Top of Data in this exercise

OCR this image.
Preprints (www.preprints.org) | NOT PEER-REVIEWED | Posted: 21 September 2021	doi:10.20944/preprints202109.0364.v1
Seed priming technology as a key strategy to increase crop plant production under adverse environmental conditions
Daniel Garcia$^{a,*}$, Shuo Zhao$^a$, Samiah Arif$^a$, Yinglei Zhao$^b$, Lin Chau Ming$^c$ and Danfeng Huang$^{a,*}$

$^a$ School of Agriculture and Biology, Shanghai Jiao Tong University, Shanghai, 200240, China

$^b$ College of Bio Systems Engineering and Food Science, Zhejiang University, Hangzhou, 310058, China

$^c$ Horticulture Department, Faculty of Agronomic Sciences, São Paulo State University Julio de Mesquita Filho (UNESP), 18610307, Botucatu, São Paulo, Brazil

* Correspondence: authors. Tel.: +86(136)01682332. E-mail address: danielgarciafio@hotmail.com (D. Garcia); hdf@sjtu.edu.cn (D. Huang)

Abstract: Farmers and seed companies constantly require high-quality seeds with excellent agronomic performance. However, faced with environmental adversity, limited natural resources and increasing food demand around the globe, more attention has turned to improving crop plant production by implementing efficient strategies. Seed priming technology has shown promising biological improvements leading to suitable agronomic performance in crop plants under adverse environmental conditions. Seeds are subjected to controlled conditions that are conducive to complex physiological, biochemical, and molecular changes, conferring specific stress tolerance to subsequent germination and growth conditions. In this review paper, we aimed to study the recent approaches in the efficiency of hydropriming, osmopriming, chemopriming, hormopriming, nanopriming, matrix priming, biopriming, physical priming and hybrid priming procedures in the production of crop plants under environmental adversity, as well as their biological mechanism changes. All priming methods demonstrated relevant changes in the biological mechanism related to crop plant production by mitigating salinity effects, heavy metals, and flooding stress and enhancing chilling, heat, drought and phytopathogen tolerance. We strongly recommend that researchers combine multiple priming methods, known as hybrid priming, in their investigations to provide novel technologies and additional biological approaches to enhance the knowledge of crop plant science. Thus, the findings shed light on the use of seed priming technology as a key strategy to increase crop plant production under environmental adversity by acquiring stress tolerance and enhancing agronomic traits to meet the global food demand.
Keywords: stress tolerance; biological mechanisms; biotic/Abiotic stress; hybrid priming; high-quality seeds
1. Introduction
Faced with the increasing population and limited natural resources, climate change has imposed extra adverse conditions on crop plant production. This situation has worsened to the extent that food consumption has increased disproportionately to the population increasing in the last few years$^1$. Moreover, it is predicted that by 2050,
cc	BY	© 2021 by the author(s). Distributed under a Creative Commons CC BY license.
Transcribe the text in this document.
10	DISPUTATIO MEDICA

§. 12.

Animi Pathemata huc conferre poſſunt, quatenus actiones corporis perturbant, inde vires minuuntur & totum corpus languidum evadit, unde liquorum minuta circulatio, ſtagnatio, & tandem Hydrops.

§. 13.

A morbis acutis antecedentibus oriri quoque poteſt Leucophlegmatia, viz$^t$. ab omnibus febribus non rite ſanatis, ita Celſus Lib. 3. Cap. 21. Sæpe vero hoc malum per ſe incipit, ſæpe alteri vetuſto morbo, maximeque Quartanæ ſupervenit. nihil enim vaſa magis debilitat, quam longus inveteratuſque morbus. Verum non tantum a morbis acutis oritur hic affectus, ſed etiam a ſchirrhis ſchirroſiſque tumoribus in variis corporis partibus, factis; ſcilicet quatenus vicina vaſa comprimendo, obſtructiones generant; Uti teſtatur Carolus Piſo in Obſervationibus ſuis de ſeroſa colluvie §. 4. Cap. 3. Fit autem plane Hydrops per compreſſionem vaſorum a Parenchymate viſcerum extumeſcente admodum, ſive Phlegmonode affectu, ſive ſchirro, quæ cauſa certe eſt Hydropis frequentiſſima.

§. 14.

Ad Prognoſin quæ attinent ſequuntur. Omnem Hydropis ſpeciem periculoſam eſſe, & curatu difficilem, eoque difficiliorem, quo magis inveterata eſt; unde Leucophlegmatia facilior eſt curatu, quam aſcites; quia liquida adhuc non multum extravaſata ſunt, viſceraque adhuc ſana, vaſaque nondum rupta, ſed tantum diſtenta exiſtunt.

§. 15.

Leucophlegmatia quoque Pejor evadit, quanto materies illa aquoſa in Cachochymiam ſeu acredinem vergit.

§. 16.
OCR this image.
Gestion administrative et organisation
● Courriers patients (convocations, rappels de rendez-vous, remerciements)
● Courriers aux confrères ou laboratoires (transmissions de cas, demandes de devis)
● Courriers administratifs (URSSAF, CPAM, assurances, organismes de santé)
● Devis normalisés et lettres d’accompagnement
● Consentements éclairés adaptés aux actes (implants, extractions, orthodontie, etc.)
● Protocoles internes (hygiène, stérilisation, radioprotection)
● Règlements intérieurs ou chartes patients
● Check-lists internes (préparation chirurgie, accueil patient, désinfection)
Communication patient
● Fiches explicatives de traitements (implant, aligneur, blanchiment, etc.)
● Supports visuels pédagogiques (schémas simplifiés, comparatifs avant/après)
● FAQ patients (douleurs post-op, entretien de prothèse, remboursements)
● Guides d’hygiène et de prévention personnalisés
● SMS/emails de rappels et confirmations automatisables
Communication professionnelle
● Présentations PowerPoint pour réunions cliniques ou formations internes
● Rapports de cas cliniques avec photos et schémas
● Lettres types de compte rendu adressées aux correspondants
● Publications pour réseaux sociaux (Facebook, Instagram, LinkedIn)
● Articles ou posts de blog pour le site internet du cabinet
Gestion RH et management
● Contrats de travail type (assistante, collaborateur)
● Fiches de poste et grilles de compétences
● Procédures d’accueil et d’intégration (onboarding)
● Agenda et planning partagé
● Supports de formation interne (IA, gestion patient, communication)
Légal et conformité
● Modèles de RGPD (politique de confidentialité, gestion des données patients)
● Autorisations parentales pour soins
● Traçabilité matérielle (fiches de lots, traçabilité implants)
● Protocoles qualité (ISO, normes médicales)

Bottom of Data in this exercise

■ **Work instructions**: Identify the lines of the data that contain the word "schémas". Copy each of them.

■ **Task result**:
● Supports visuels pédagogiques (schémas simplifiés, comparatifs avant/après)
● Rapports de cas cliniques avec photos et schémas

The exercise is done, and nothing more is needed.